■ **Written exercise**
The data below must be copied in full and without any change.
═══ Materials provided
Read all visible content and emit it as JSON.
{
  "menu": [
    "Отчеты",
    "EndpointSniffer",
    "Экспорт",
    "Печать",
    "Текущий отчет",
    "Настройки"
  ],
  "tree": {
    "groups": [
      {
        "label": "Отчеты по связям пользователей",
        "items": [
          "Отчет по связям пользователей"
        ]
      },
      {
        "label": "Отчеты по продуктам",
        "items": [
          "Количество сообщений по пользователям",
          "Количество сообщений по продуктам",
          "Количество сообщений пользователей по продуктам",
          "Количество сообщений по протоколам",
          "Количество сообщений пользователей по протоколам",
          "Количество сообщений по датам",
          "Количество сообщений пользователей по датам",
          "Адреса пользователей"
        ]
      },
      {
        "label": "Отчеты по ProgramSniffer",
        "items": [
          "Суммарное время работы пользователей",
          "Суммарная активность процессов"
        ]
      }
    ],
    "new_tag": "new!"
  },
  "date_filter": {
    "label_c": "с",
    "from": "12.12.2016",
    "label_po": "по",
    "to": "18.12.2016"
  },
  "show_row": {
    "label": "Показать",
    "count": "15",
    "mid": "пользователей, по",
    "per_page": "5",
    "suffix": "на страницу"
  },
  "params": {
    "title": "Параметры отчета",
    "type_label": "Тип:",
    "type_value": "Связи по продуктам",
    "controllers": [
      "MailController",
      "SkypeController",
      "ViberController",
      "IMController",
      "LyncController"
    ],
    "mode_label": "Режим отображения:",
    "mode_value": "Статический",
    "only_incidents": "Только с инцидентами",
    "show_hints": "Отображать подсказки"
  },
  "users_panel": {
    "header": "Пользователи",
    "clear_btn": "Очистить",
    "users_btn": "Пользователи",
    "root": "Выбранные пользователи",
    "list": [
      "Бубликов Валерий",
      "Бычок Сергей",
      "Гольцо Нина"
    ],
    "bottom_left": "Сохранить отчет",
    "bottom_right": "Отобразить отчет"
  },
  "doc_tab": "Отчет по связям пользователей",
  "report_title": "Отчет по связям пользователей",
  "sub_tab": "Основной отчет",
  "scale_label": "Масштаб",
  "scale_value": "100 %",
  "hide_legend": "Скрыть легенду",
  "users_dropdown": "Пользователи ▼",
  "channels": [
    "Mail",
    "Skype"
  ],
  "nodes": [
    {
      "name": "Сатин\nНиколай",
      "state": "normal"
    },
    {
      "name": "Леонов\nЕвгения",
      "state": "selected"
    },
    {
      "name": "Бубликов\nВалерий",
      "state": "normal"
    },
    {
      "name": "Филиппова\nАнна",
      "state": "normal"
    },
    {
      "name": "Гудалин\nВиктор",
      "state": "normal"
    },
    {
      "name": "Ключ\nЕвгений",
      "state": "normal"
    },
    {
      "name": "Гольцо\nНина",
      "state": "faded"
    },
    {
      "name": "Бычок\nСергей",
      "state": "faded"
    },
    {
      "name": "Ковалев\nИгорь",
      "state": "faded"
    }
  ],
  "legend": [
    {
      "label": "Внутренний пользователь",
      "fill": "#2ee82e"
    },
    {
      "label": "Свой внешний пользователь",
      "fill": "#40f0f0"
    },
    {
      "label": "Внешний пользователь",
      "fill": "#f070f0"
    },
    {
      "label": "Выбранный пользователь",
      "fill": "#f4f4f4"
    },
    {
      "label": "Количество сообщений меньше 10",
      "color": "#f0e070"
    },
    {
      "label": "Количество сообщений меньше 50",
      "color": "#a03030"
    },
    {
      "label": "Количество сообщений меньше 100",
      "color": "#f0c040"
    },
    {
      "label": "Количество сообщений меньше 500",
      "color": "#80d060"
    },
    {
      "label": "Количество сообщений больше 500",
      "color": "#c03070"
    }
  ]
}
══════
■ **Task answer**
Read all visible content and emit it as JSON.
{
  "menu": [
    "Отчеты",
    "EndpointSniffer",
    "Экспорт",
    "Печать",
    "Текущий отчет",
    "Настройки"
  ],
  "tree": {
    "groups": [
      {
        "label": "Отчеты по связям пользователей",
        "items": [
          "Отчет по связям пользователей"
        ]
      },
      {
        "label": "Отчеты по продуктам",
        "items": [
          "Количество сообщений по пользователям",
          "Количество сообщений по продуктам",
          "Количество сообщений пользователей по продуктам",
          "Количество сообщений по протоколам",
          "Количество сообщений пользователей по протоколам",
          "Количество сообщений по датам",
          "Количество сообщений пользователей по датам",
          "Адреса пользователей"
        ]
      },
      {
        "label": "Отчеты по ProgramSniffer",
        "items": [
          "Суммарное время работы пользователей",
          "Суммарная активность процессов"
        ]
      }
    ],
    "new_tag": "new!"
  },
  "date_filter": {
    "label_c": "с",
    "from": "12.12.2016",
    "label_po": "по",
    "to": "18.12.2016"
  },
  "show_row": {
    "label": "Показать",
    "count": "15",
    "mid": "пользователей, по",
    "per_page": "5",
    "suffix": "на страницу"
  },
  "params": {
    "title": "Параметры отчета",
    "type_label": "Тип:",
    "type_value": "Связи по продуктам",
    "controllers": [
      "MailController",
      "SkypeController",
      "ViberController",
      "IMController",
      "LyncController"
    ],
    "mode_label": "Режим отображения:",
    "mode_value": "Статический",
    "only_incidents": "Только с инцидентами",
    "show_hints": "Отображать подсказки"
  },
  "users_panel": {
    "header": "Пользователи",
    "clear_btn": "Очистить",
    "users_btn": "Пользователи",
    "root": "Выбранные пользователи",
    "list": [
      "Бубликов Валерий",
      "Бычок Сергей",
      "Гольцо Нина"
    ],
    "bottom_left": "Сохранить отчет",
    "bottom_right": "Отобразить отчет"
  },
  "doc_tab": "Отчет по связям пользователей",
  "report_title": "Отчет по связям пользователей",
  "sub_tab": "Основной отчет",
  "scale_label": "Масштаб",
  "scale_value": "100 %",
  "hide_legend": "Скрыть легенду",
  "users_dropdown": "Пользователи ▼",
  "channels": [
    "Mail",
    "Skype"
  ],
  "nodes": [
    {
      "name": "Сатин\nНиколай",
      "state": "normal"
    },
    {
      "name": "Леонов\nЕвгения",
      "state": "selected"
    },
    {
      "name": "Бубликов\nВалерий",
      "state": "normal"
    },
    {
      "name": "Филиппова\nАнна",
      "state": "normal"
    },
    {
      "name": "Гудалин\nВиктор",
      "state": "normal"
    },
    {
      "name": "Ключ\nЕвгений",
      "state": "normal"
    },
    {
      "name": "Гольцо\nНина",
      "state": "faded"
    },
    {
      "name": "Бычок\nСергей",
      "state": "faded"
    },
    {
      "name": "Ковалев\nИгорь",
      "state": "faded"
    }
  ],
  "legend": [
    {
      "label": "Внутренний пользователь",
      "fill": "#2ee82e"
    },
    {
      "label": "Свой внешний пользователь",
      "fill": "#40f0f0"
    },
    {
      "label": "Внешний пользователь",
      "fill": "#f070f0"
    },
    {
      "label": "Выбранный пользователь",
      "fill": "#f4f4f4"
    },
    {
      "label": "Количество сообщений меньше 10",
      "color": "#f0e070"
    },
    {
      "label": "Количество сообщений меньше 50",
      "color": "#a03030"
    },
    {
      "label": "Количество сообщений меньше 100",
      "color": "#f0c040"
    },
    {
      "label": "Количество сообщений меньше 500",
      "color": "#80d060"
    },
    {
      "label": "Количество сообщений больше 500",
      "color": "#c03070"
    }
  ]
}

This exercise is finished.